== Input ==
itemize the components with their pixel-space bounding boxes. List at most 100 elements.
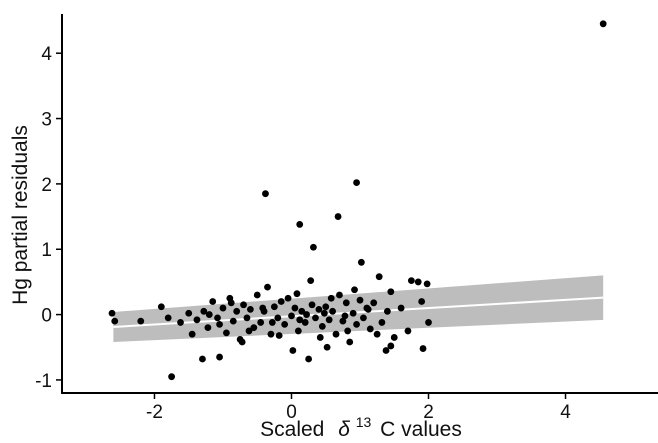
data-point [356,296,364,304]
data-point [164,314,172,322]
y-tick-label: 4 [41,44,52,65]
data-point [318,322,326,330]
x-tick-label: 0 [286,402,297,423]
data-point [284,294,292,302]
y-tick-label: -1 [35,371,52,392]
y-tick-label: 0 [41,306,52,327]
data-point [387,288,395,296]
data-point [296,316,304,324]
data-point [216,320,223,328]
data-point [307,277,315,285]
data-point [250,324,258,332]
data-point [339,317,347,325]
data-point [323,343,331,351]
data-point [366,325,374,333]
x-axis-title-delta: δ [338,418,350,441]
data-point [177,319,184,326]
data-point [277,298,285,305]
y-tick-label: 2 [41,175,52,196]
data-point [382,347,390,354]
axes-layer [61,14,658,394]
data-point [223,329,230,337]
data-points-layer [108,20,607,381]
data-point [227,299,235,307]
data-point [298,307,306,315]
data-point [425,319,432,326]
data-point [267,330,275,338]
data-point [296,221,304,228]
data-point [108,309,116,317]
data-point [353,179,360,186]
data-point [205,311,213,318]
data-point [320,309,328,317]
data-point [336,291,343,299]
data-point [219,304,227,312]
data-point [322,303,330,311]
data-point [111,317,119,325]
data-point [310,243,317,251]
data-point [253,291,261,299]
data-point [275,332,283,339]
data-point [268,319,276,326]
data-point [407,277,415,285]
confidence-band-layer [113,275,604,343]
y-axis-title: Hg partial residuals [9,125,32,305]
data-point [312,314,319,322]
x-axis-title: Scaled δ 13 C values [260,409,462,441]
data-point [259,304,267,312]
data-point [216,353,223,361]
data-point [193,316,201,324]
data-point [305,355,313,363]
data-point [353,320,360,328]
data-point [233,307,241,315]
data-point [246,305,254,313]
data-point [404,327,412,335]
data-point [168,373,176,381]
data-point [308,301,316,309]
data-point [288,312,295,320]
data-point [204,324,212,332]
data-point [185,309,193,317]
x-axis-title-prefix: Scaled [260,418,324,441]
data-point [303,311,310,318]
data-point [346,338,354,346]
y-tick-label: 1 [41,240,52,261]
data-point [325,316,333,324]
data-point [390,334,398,341]
data-point [349,309,357,317]
data-point [334,213,342,220]
ticks-layer: -2 0 2 4 -1 0 1 2 3 4 [35,44,571,423]
data-point [270,303,278,311]
data-point [262,190,269,198]
data-point [344,327,352,335]
data-point [214,314,221,322]
data-point [315,305,323,313]
data-point [360,314,367,322]
data-point [294,327,302,335]
data-point [257,319,265,326]
data-point [243,314,251,322]
x-axis-title-suffix: C values [380,418,462,441]
data-point [327,294,335,302]
data-point [238,338,246,346]
data-point [274,314,282,322]
data-point [378,319,386,326]
data-point [289,347,297,354]
data-point [157,303,165,311]
data-point [397,304,405,312]
data-point [375,273,383,281]
x-axis-title-superscript: 13 [356,414,372,430]
data-point [387,342,395,350]
data-point [316,334,324,341]
data-point [342,299,350,307]
data-point [329,307,336,315]
data-point [351,286,358,294]
data-point [281,320,289,328]
data-point [291,304,299,312]
data-point [137,317,145,325]
data-point [384,307,391,315]
data-point [209,298,217,305]
data-point [423,280,431,288]
data-point [332,330,340,338]
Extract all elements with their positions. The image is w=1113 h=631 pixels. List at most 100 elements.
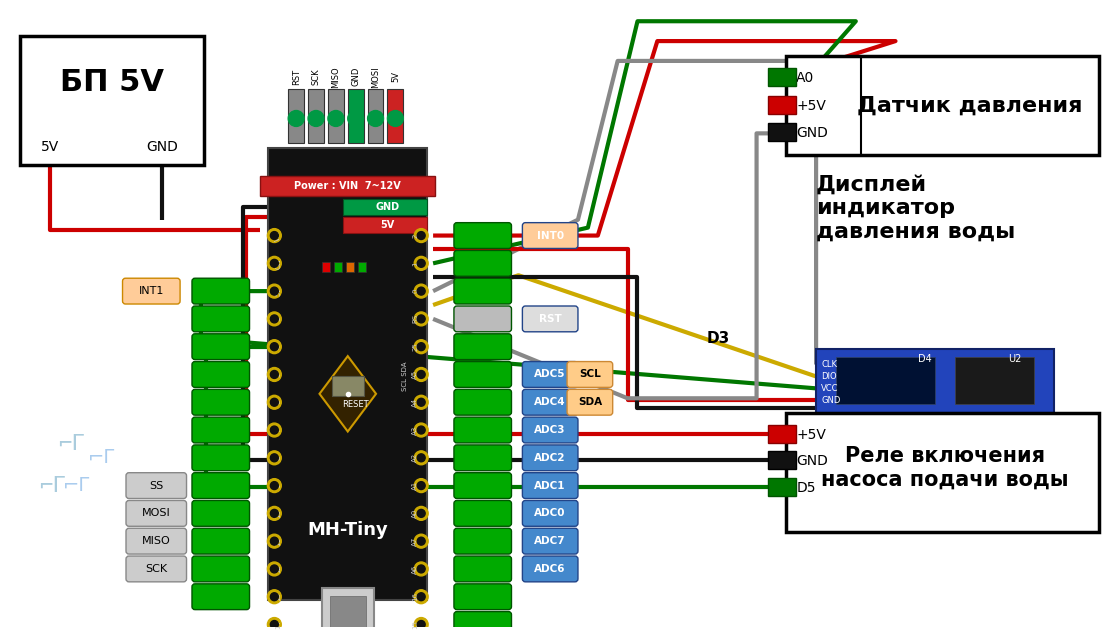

== Exercise brief ==
Can you print every item above, line for line and unchanged, but leave out the pictures?

== Answer for the task ==
itemize the components with their pixel-space bounding boxes. List at most 100 elements.
data-point [356,296,364,304]
data-point [164,314,172,322]
y-tick-label: 4 [41,44,52,65]
data-point [318,322,326,330]
x-tick-label: 0 [286,402,297,423]
data-point [284,294,292,302]
y-tick-label: -1 [35,371,52,392]
y-tick-label: 0 [41,306,52,327]
data-point [387,288,395,296]
data-point [296,316,304,324]
data-point [216,320,223,328]
data-point [307,277,315,285]
data-point [250,324,258,332]
data-point [339,317,347,325]
data-point [323,343,331,351]
data-point [366,325,374,333]
x-axis-title-delta: δ [338,418,350,441]
data-point [177,319,184,326]
data-point [277,298,285,305]
y-tick-label: 2 [41,175,52,196]
data-point [382,347,390,354]
axes-layer [61,14,658,394]
data-point [223,329,230,337]
data-points-layer [108,20,607,381]
data-point [227,299,235,307]
data-point [298,307,306,315]
data-point [425,319,432,326]
data-point [267,330,275,338]
data-point [296,221,304,228]
data-point [108,309,116,317]
data-point [353,179,360,186]
data-point [205,311,213,318]
data-point [320,309,328,317]
data-point [336,291,343,299]
data-point [219,304,227,312]
data-point [322,303,330,311]
data-point [111,317,119,325]
data-point [310,243,317,251]
data-point [253,291,261,299]
data-point [275,332,283,339]
data-point [268,319,276,326]
data-point [407,277,415,285]
confidence-band-layer [113,275,604,343]
y-axis-title: Hg partial residuals [9,125,32,305]
data-point [312,314,319,322]
x-axis-title: Scaled δ 13 C values [260,409,462,441]
data-point [259,304,267,312]
data-point [216,353,223,361]
data-point [193,316,201,324]
data-point [305,355,313,363]
data-point [353,320,360,328]
data-point [233,307,241,315]
data-point [246,305,254,313]
data-point [404,327,412,335]
data-point [168,373,176,381]
data-point [308,301,316,309]
data-point [288,312,295,320]
data-point [204,324,212,332]
data-point [185,309,193,317]
x-axis-title-prefix: Scaled [260,418,324,441]
data-point [303,311,310,318]
data-point [346,338,354,346]
y-tick-label: 1 [41,240,52,261]
data-point [325,316,333,324]
data-point [390,334,398,341]
data-point [349,309,357,317]
data-point [334,213,342,220]
ticks-layer: -2 0 2 4 -1 0 1 2 3 4 [35,44,571,423]
data-point [270,303,278,311]
data-point [262,190,269,198]
data-point [344,327,352,335]
data-point [214,314,221,322]
data-point [315,305,323,313]
data-point [360,314,367,322]
data-point [294,327,302,335]
data-point [257,319,265,326]
data-point [243,314,251,322]
x-axis-title-suffix: C values [380,418,462,441]
data-point [327,294,335,302]
data-point [238,338,246,346]
data-point [274,314,282,322]
data-point [378,319,386,326]
data-point [289,347,297,354]
data-point [157,303,165,311]
data-point [397,304,405,312]
data-point [375,273,383,281]
x-axis-title-superscript: 13 [356,414,372,430]
data-point [387,342,395,350]
data-point [316,334,324,341]
data-point [342,299,350,307]
data-point [329,307,336,315]
data-point [351,286,358,294]
data-point [281,320,289,328]
data-point [291,304,299,312]
data-point [137,317,145,325]
data-point [384,307,391,315]
data-point [209,298,217,305]
data-point [423,280,431,288]
data-point [332,330,340,338]
Extract all elements with their positions. The image is w=1113 h=631 pixels. List at most 100 elements.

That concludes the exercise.